> _Requirement_
Copy the records below exactly, leaving out every picture.

[Raw records]
-------

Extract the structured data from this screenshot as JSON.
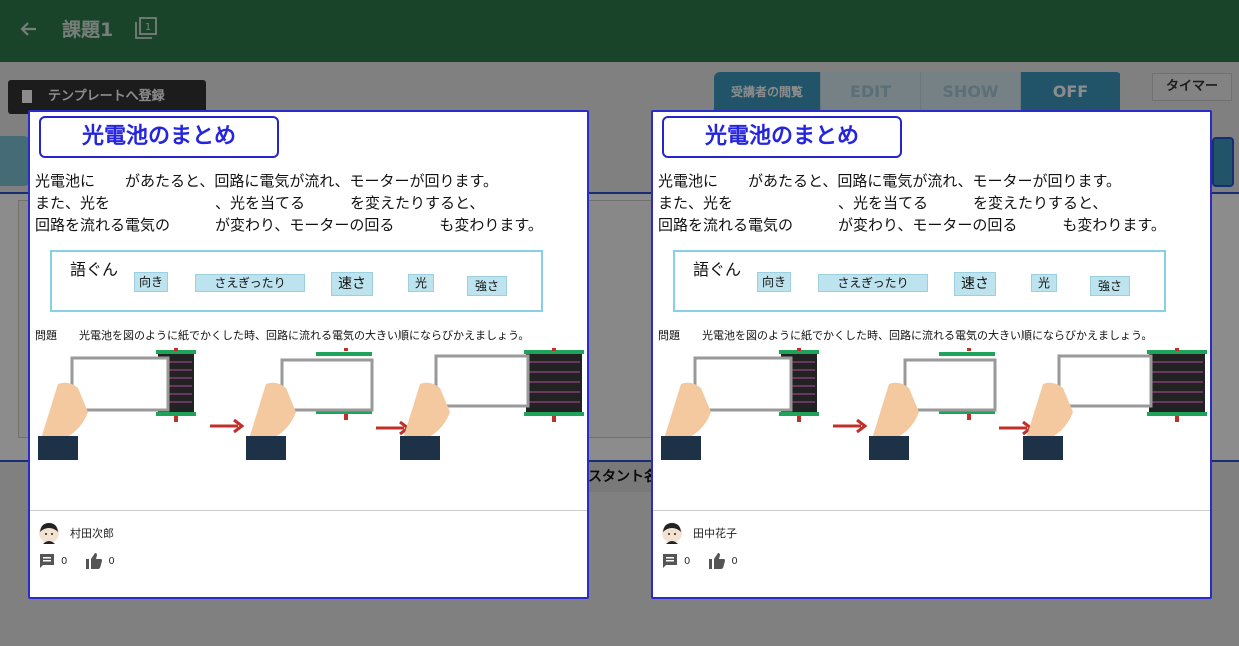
{
  "header": {
    "title": "課題1",
    "copy_count": "1"
  },
  "toolbar": {
    "template_button": "テンプレートへ登録",
    "timer_button": "タイマー"
  },
  "viewer_toggle": {
    "label": "受講者の閲覧",
    "options": [
      "EDIT",
      "SHOW",
      "OFF"
    ],
    "selected": "OFF"
  },
  "background": {
    "assistant_label": "スタント名"
  },
  "cards": [
    {
      "sheet": {
        "title": "光電池のまとめ",
        "lines": [
          "光電池に　　があたると、回路に電気が流れ、モーターが回ります。",
          "また、光を　　　　　　　、光を当てる　　　を変えたりすると、",
          "回路を流れる電気の　　　が変わり、モーターの回る　　　も変わります。"
        ],
        "word_box_label": "語ぐん",
        "words": [
          "向き",
          "さえぎったり",
          "速さ",
          "光",
          "強さ"
        ],
        "question_label": "問題",
        "question_text": "光電池を図のように紙でかくした時、回路に流れる電気の大きい順にならびかえましょう。"
      },
      "author": "村田次郎",
      "comments": "0",
      "likes": "0"
    },
    {
      "sheet": {
        "title": "光電池のまとめ",
        "lines": [
          "光電池に　　があたると、回路に電気が流れ、モーターが回ります。",
          "また、光を　　　　　　　、光を当てる　　　を変えたりすると、",
          "回路を流れる電気の　　　が変わり、モーターの回る　　　も変わります。"
        ],
        "word_box_label": "語ぐん",
        "words": [
          "向き",
          "さえぎったり",
          "速さ",
          "光",
          "強さ"
        ],
        "question_label": "問題",
        "question_text": "光電池を図のように紙でかくした時、回路に流れる電気の大きい順にならびかえましょう。"
      },
      "author": "田中花子",
      "comments": "0",
      "likes": "0"
    }
  ],
  "colors": {
    "header_green": "#2f7d4e",
    "accent_blue": "#3d9ac0",
    "card_border": "#2b2bcc",
    "title_blue": "#2525e0"
  }
}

-------

> _Written response_
Extract the structured data from this screenshot as JSON.
{
  "header": {
    "title": "課題1",
    "copy_count": "1"
  },
  "toolbar": {
    "template_button": "テンプレートへ登録",
    "timer_button": "タイマー"
  },
  "viewer_toggle": {
    "label": "受講者の閲覧",
    "options": [
      "EDIT",
      "SHOW",
      "OFF"
    ],
    "selected": "OFF"
  },
  "background": {
    "assistant_label": "スタント名"
  },
  "cards": [
    {
      "sheet": {
        "title": "光電池のまとめ",
        "lines": [
          "光電池に　　があたると、回路に電気が流れ、モーターが回ります。",
          "また、光を　　　　　　　、光を当てる　　　を変えたりすると、",
          "回路を流れる電気の　　　が変わり、モーターの回る　　　も変わります。"
        ],
        "word_box_label": "語ぐん",
        "words": [
          "向き",
          "さえぎったり",
          "速さ",
          "光",
          "強さ"
        ],
        "question_label": "問題",
        "question_text": "光電池を図のように紙でかくした時、回路に流れる電気の大きい順にならびかえましょう。"
      },
      "author": "村田次郎",
      "comments": "0",
      "likes": "0"
    },
    {
      "sheet": {
        "title": "光電池のまとめ",
        "lines": [
          "光電池に　　があたると、回路に電気が流れ、モーターが回ります。",
          "また、光を　　　　　　　、光を当てる　　　を変えたりすると、",
          "回路を流れる電気の　　　が変わり、モーターの回る　　　も変わります。"
        ],
        "word_box_label": "語ぐん",
        "words": [
          "向き",
          "さえぎったり",
          "速さ",
          "光",
          "強さ"
        ],
        "question_label": "問題",
        "question_text": "光電池を図のように紙でかくした時、回路に流れる電気の大きい順にならびかえましょう。"
      },
      "author": "田中花子",
      "comments": "0",
      "likes": "0"
    }
  ],
  "colors": {
    "header_green": "#2f7d4e",
    "accent_blue": "#3d9ac0",
    "card_border": "#2b2bcc",
    "title_blue": "#2525e0"
  }
}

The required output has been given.